> **Task goal**:
Search the data for the word "days" and copy every line that contains it.
=== Data shown ===
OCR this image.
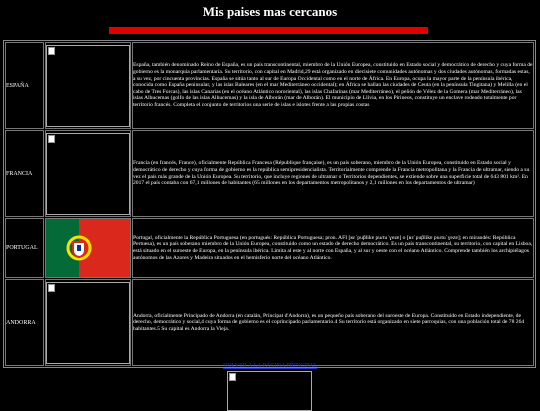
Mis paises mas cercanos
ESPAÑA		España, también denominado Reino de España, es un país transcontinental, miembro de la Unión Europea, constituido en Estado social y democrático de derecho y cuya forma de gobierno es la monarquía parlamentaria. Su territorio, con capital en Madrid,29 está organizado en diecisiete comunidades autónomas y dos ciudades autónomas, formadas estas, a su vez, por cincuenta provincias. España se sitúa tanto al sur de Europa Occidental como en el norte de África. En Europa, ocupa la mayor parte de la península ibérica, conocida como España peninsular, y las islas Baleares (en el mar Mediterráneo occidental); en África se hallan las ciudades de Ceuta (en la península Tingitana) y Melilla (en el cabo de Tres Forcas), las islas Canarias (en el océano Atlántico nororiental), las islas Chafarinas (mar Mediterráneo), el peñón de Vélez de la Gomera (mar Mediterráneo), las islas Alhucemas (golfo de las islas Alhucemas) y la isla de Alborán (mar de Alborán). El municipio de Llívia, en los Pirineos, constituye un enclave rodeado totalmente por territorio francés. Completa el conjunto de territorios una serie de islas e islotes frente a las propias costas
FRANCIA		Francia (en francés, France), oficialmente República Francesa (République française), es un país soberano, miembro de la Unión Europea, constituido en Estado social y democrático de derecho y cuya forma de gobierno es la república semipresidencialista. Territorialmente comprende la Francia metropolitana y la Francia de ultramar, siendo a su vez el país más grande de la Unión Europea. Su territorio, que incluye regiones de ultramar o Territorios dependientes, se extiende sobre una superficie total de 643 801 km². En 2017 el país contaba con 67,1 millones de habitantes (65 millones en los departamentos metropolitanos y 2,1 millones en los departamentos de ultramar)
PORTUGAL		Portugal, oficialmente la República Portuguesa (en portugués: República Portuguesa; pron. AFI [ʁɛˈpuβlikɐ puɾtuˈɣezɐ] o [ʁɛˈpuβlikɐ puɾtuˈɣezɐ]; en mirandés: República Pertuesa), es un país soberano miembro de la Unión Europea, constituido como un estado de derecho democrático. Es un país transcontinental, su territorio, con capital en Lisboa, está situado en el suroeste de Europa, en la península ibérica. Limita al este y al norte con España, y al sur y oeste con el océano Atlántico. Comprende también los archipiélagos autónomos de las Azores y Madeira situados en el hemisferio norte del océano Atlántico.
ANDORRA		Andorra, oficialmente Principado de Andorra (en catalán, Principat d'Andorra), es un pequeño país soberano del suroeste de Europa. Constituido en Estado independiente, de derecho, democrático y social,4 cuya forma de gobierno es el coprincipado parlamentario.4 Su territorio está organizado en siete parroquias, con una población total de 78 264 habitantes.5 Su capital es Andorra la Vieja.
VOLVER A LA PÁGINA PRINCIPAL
===
=== Data shown ===
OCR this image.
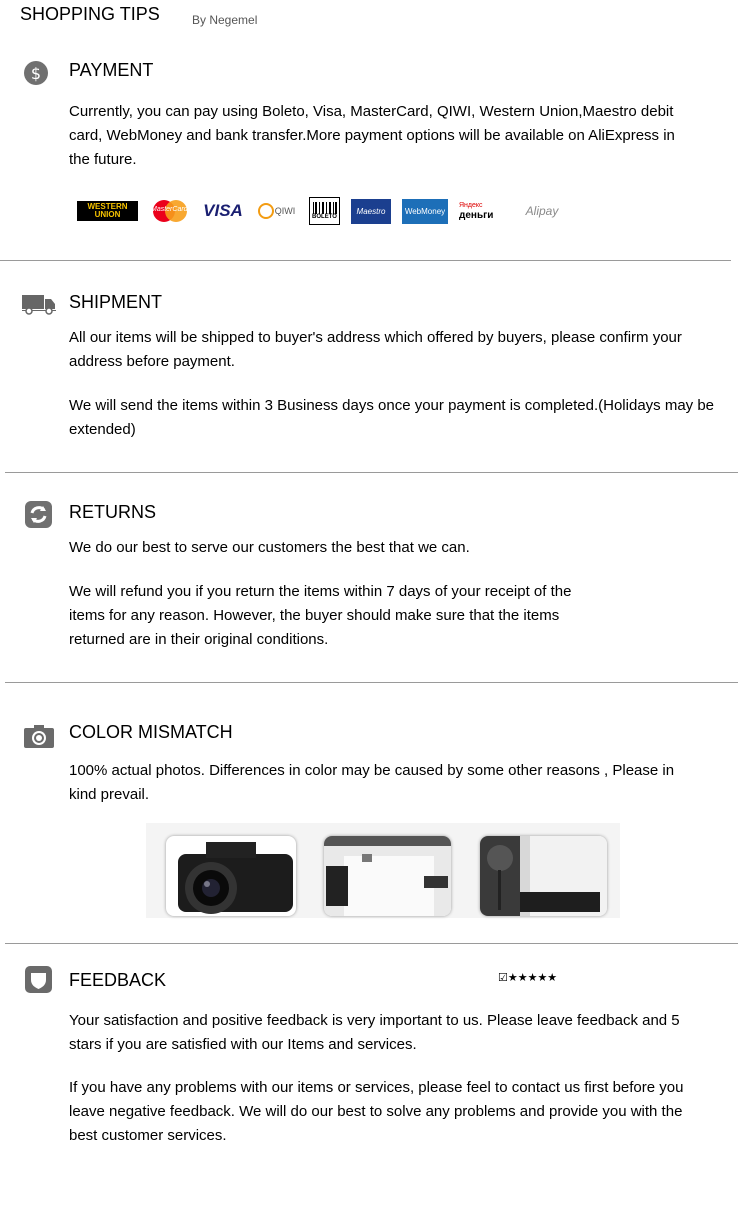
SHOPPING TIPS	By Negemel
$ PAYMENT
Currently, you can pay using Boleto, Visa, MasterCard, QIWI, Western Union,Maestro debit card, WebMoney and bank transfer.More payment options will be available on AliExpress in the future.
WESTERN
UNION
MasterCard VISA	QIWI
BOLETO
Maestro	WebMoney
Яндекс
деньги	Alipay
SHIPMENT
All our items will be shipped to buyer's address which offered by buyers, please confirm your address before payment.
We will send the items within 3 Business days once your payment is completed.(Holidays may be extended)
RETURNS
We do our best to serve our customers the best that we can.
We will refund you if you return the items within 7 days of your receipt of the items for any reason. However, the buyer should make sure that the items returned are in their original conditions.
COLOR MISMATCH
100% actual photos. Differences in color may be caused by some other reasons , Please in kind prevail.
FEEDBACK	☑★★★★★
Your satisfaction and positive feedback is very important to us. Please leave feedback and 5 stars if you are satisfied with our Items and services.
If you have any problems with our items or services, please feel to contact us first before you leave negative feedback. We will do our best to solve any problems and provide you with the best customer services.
===
> **Correct result**:
We will send the items within 3 Business days once your payment is completed.(Holidays may be extended)
We will refund you if you return the items within 7 days of your receipt of the items for any reason. However, the buyer should make sure that the items returned are in their original conditions.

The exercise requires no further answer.